#### Qué harás
Escribe de nuevo solo las líneas del material desde la que contiene "- welcome-title: Welcome, testtest: [384, 697, 687, 739]" hasta la que contiene "- app-frame: Home", ambas incluidas, y reemplaza "testtest" por "jugador1" sin cambiar nada más.

Datos de coordenadas del diseño:
****************************************

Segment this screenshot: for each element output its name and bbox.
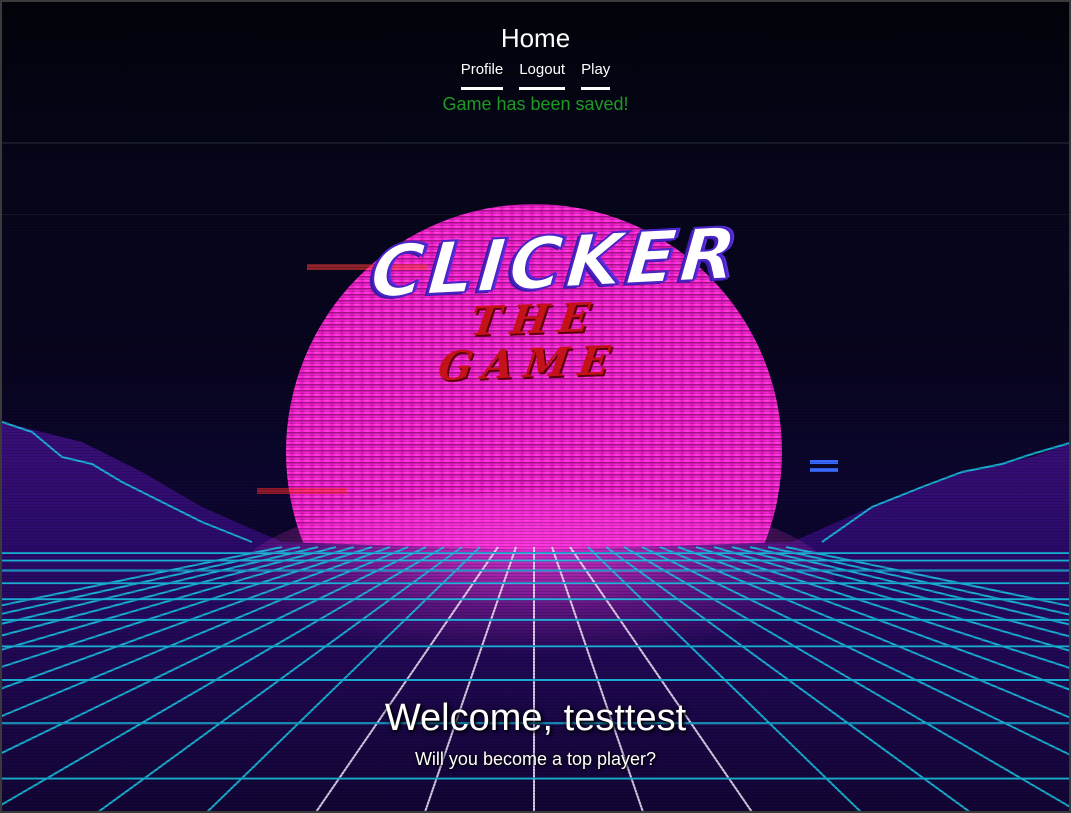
- welcome-title: Welcome, testtest: [384, 697, 687, 739]
- logo-subtitle: THE GAME: [435, 293, 623, 391]
- nav-play-link[interactable]: Play: [581, 62, 611, 90]
- game-logo: CLICKER THE GAME: [366, 210, 744, 390]
- app-frame: Home Profile Logout Play Game has been s…: [0, 0, 1071, 813]
- page-title: Home: [500, 23, 571, 53]
- synthwave-background: [2, 142, 1069, 811]
- nav-logout-link[interactable]: Logout: [519, 62, 566, 90]
- nav-profile-link[interactable]: Profile: [460, 62, 504, 90]
- page-header: Home Profile Logout Play Game has been s…: [2, 2, 1069, 115]
- main-nav: Profile Logout Play: [2, 62, 1069, 90]
- welcome-subtitle: Will you become a top player?: [414, 749, 657, 769]
- welcome-block: Welcome, testtest Will you become a top …: [2, 696, 1069, 770]
- save-status-message: Game has been saved!: [442, 94, 629, 114]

****************************************

#### Resultado de la tarea
- welcome-title: Welcome, jugador1: [384, 697, 687, 739]
- logo-subtitle: THE GAME: [435, 293, 623, 391]
- nav-play-link[interactable]: Play: [581, 62, 611, 90]
- game-logo: CLICKER THE GAME: [366, 210, 744, 390]
- app-frame: Home Profile Logout Play Game has been s…: [0, 0, 1071, 813]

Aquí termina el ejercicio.